**TASK DETAILS:**
Search the records for the word "Land" and pick out every line that has it.

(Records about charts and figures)
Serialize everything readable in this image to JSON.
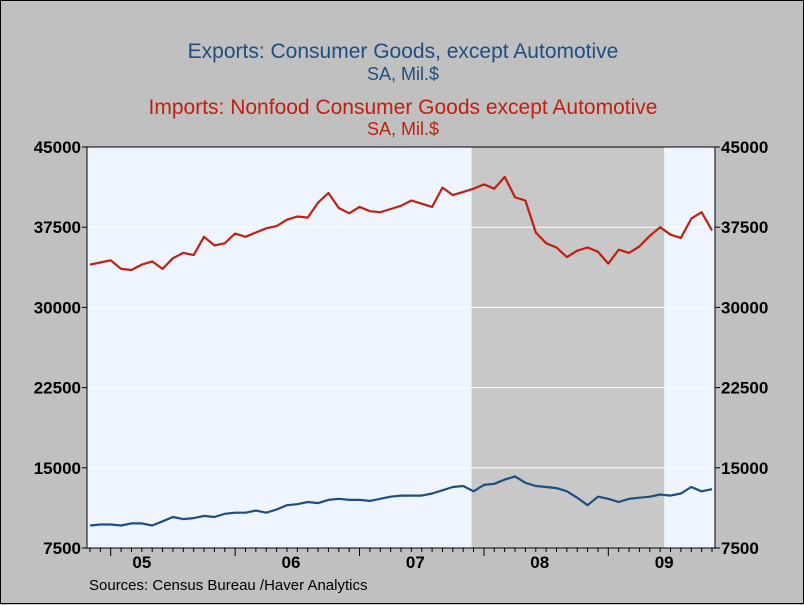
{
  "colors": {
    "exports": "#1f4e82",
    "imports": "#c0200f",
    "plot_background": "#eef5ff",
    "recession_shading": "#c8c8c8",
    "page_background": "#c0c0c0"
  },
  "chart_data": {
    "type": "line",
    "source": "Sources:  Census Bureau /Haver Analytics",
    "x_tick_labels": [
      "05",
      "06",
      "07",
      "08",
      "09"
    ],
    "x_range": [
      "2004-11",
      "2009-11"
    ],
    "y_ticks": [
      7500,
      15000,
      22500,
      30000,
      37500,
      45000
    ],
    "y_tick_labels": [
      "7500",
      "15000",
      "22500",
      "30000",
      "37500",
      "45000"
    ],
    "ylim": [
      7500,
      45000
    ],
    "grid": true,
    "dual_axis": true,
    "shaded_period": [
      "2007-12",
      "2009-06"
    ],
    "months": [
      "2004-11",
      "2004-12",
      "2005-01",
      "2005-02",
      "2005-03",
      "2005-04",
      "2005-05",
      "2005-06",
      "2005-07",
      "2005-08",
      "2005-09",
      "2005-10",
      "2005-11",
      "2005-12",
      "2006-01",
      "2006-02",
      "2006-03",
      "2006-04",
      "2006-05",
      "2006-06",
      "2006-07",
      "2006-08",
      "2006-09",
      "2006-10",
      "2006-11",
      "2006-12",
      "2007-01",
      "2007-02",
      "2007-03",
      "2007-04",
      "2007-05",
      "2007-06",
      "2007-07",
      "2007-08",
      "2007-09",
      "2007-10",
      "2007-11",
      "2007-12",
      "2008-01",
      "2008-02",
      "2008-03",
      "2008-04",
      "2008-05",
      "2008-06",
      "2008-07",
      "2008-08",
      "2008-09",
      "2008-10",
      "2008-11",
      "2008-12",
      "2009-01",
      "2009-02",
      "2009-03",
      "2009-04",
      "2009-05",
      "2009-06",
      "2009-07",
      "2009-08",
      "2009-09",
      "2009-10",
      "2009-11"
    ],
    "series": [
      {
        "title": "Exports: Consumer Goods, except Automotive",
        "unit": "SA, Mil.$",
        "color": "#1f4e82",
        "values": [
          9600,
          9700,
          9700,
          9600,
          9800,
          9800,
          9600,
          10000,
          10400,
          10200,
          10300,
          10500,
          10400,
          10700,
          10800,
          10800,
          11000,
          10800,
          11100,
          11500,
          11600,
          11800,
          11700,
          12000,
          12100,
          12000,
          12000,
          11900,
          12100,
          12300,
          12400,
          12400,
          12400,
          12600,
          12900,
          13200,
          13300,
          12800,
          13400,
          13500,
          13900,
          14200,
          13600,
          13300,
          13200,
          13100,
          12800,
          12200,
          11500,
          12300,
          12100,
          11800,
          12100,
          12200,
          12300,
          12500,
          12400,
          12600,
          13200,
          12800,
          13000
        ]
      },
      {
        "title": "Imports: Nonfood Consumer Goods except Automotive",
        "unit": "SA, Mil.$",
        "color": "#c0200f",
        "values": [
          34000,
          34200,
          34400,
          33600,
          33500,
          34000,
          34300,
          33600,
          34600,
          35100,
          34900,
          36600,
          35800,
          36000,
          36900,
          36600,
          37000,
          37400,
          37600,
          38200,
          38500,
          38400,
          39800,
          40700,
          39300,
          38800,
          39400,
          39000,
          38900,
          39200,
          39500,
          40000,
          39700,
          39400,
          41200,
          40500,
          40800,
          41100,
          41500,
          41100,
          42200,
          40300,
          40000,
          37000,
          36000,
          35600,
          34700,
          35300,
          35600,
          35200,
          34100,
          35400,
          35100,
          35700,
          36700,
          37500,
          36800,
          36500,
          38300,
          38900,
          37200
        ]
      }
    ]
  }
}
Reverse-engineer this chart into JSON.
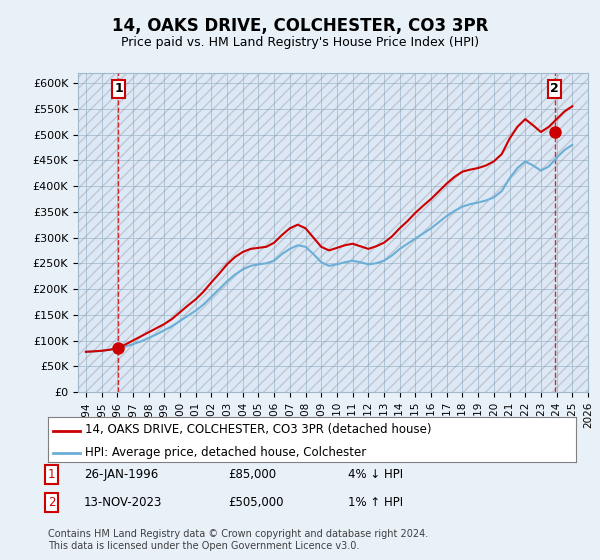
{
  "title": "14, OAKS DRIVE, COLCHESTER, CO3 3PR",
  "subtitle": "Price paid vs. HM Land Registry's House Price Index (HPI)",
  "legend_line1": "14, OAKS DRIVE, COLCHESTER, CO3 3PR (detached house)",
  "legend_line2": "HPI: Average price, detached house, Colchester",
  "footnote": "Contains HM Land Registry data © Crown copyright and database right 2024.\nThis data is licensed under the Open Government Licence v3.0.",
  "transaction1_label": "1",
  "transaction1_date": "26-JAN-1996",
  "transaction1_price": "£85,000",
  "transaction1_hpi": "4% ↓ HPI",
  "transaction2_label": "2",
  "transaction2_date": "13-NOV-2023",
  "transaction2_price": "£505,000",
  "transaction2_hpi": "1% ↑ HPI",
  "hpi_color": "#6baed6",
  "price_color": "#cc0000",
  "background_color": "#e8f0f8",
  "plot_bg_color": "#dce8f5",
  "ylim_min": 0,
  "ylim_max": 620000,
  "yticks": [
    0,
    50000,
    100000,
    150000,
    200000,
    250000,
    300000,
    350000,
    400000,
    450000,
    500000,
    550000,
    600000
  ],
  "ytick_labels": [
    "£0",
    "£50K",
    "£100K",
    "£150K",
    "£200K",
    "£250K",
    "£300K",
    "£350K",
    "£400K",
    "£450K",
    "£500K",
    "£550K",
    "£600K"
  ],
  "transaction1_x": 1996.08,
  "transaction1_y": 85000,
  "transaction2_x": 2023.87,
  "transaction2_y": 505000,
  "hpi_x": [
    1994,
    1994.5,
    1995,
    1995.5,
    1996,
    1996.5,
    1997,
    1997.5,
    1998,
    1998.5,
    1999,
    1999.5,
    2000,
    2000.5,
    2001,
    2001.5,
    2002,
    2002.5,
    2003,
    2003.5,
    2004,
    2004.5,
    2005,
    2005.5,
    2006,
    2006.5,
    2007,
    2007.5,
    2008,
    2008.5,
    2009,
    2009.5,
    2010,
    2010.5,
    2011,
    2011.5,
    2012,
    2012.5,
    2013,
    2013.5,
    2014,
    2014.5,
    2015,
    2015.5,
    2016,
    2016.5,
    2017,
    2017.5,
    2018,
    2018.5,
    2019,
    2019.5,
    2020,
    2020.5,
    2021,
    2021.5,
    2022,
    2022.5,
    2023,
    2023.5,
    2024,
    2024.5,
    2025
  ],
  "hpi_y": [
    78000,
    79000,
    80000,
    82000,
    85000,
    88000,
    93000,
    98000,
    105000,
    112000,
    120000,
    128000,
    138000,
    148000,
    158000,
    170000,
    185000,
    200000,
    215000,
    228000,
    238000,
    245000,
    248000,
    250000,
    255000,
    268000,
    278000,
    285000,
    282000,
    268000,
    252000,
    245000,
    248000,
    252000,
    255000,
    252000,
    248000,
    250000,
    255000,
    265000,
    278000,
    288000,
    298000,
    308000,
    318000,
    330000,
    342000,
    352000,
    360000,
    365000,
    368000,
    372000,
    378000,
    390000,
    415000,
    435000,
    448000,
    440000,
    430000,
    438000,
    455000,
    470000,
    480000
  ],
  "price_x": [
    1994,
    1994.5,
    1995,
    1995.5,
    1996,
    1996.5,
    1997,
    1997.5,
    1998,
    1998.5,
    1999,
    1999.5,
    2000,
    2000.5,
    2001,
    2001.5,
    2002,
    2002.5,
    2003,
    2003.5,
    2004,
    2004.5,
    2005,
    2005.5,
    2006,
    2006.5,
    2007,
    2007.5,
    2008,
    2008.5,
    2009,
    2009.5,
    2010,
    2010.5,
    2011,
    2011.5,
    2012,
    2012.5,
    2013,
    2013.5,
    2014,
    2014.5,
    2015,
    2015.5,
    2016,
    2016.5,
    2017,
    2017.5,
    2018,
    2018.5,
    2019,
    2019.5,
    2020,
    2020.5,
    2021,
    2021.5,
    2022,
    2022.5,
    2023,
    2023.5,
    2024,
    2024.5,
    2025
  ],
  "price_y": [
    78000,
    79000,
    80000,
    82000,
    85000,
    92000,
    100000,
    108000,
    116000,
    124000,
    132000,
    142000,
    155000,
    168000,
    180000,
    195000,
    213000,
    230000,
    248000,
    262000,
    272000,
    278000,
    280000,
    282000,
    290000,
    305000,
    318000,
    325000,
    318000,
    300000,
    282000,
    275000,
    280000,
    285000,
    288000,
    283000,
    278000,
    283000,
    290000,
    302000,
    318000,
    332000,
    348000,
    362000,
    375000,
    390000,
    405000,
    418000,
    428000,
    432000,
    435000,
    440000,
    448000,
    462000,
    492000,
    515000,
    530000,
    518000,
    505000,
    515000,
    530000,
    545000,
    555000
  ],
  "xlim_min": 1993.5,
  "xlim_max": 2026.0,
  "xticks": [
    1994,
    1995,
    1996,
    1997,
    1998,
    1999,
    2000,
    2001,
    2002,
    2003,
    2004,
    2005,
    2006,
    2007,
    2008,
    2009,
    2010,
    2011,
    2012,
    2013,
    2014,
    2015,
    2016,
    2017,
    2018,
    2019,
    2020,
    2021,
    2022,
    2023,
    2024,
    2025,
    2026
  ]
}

**ANSWER TO THE PROBLEM:**
  "subtitle": "Price paid vs. HM Land Registry's House Price Index (HPI)",
  "footnote": "Contains HM Land Registry data © Crown copyright and database right 2024.\nThis data is licensed under the Open Government Licence v3.0.",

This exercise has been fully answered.